— START OF RECORDS SUPPLIED —
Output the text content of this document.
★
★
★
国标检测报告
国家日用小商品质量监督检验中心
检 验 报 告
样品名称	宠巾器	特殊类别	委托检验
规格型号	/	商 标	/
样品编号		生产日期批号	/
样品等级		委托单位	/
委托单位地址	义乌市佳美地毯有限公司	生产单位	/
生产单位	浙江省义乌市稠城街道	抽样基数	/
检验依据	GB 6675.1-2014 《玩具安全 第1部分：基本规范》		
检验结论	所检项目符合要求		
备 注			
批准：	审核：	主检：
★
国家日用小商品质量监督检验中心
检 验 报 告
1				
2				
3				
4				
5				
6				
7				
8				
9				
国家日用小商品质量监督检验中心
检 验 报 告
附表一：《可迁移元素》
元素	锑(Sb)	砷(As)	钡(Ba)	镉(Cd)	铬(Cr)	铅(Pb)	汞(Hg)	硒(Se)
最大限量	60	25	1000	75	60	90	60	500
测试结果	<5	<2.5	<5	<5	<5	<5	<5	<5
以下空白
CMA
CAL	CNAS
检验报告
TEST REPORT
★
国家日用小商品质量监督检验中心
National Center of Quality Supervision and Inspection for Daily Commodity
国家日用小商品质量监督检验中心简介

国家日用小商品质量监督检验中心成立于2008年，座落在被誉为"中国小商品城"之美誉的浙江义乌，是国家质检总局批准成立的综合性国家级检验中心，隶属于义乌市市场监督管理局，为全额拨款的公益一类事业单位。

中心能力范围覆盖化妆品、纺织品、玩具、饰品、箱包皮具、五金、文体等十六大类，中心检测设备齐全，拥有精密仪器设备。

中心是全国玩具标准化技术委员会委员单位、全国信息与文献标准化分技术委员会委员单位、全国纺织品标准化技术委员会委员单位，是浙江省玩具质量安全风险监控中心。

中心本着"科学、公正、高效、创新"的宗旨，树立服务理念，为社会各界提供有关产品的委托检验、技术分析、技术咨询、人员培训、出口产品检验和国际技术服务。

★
— END OF RECORDS SUPPLIED —
- [DIRECTION]:
Copy each line above where the string "生产单位" occurs.

- [REPLY]:
委托单位地址	义乌市佳美地毯有限公司	生产单位	/
生产单位	浙江省义乌市稠城街道	抽样基数	/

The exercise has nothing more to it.